Task instructions: Each line containing the word "remplacement" must be reported.
:: Records shown
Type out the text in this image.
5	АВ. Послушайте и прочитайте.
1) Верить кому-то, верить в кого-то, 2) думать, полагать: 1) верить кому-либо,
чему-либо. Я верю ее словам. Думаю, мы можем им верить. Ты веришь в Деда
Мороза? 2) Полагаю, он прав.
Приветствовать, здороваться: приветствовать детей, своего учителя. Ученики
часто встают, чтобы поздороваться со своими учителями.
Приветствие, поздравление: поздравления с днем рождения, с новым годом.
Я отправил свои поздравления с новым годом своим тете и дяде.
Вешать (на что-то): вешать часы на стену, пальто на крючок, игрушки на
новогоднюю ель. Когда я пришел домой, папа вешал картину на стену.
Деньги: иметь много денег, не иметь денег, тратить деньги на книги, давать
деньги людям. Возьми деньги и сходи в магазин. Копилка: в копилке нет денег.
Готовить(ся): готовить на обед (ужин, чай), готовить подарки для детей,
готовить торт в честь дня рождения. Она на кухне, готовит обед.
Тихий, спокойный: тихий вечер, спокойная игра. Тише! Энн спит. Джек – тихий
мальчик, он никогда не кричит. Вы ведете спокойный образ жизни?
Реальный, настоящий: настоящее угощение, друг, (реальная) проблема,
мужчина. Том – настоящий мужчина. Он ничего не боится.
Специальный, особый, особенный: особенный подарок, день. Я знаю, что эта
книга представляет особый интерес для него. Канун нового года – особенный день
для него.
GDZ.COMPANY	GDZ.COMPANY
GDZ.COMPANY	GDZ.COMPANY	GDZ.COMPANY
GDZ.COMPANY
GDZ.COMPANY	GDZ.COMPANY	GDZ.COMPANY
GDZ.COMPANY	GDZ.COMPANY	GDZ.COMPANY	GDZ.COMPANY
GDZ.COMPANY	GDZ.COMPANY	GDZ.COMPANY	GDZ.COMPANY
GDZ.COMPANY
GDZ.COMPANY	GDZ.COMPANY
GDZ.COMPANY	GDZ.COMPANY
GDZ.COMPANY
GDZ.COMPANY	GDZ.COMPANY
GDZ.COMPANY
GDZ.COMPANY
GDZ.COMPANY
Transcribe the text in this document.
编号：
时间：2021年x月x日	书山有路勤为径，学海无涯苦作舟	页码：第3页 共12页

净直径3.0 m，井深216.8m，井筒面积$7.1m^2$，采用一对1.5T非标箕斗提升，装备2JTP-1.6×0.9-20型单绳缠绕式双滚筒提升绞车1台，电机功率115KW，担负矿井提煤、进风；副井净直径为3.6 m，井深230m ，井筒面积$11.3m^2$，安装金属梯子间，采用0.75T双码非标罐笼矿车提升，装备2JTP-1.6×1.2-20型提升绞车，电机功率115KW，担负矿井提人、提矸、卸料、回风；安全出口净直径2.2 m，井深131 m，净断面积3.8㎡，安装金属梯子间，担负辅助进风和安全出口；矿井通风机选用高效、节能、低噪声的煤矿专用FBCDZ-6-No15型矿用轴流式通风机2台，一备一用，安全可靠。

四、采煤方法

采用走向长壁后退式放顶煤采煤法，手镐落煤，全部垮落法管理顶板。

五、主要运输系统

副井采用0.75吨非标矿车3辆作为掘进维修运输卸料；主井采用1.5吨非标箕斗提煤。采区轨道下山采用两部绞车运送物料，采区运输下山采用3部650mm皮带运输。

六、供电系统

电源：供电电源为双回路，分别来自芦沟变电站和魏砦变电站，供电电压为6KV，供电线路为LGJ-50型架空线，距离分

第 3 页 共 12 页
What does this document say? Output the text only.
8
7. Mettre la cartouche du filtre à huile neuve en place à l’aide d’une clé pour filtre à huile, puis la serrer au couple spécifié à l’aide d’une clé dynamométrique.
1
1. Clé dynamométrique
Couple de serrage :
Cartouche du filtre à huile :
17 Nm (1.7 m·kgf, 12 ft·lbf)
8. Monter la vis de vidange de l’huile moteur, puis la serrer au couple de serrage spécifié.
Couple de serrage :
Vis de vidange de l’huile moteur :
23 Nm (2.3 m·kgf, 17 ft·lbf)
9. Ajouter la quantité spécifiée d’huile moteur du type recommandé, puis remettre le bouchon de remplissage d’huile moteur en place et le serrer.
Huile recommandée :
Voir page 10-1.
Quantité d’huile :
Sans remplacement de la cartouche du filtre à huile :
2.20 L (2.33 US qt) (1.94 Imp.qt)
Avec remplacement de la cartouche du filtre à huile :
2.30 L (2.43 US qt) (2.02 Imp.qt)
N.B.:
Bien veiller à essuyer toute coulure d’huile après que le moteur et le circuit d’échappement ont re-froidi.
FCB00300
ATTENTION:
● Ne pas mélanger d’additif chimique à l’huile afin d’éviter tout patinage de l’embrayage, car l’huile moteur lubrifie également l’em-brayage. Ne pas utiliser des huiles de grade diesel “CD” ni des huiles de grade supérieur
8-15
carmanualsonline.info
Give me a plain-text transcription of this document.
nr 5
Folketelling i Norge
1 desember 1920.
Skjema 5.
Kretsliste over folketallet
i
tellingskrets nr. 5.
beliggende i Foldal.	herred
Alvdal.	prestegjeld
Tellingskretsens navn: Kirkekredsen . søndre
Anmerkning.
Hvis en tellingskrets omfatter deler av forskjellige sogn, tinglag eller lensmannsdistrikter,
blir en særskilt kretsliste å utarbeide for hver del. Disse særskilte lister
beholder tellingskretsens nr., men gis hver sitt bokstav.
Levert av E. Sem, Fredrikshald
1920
::::
Solution to the problem:
Sans remplacement de la cartouche du filtre à huile :
Avec remplacement de la cartouche du filtre à huile :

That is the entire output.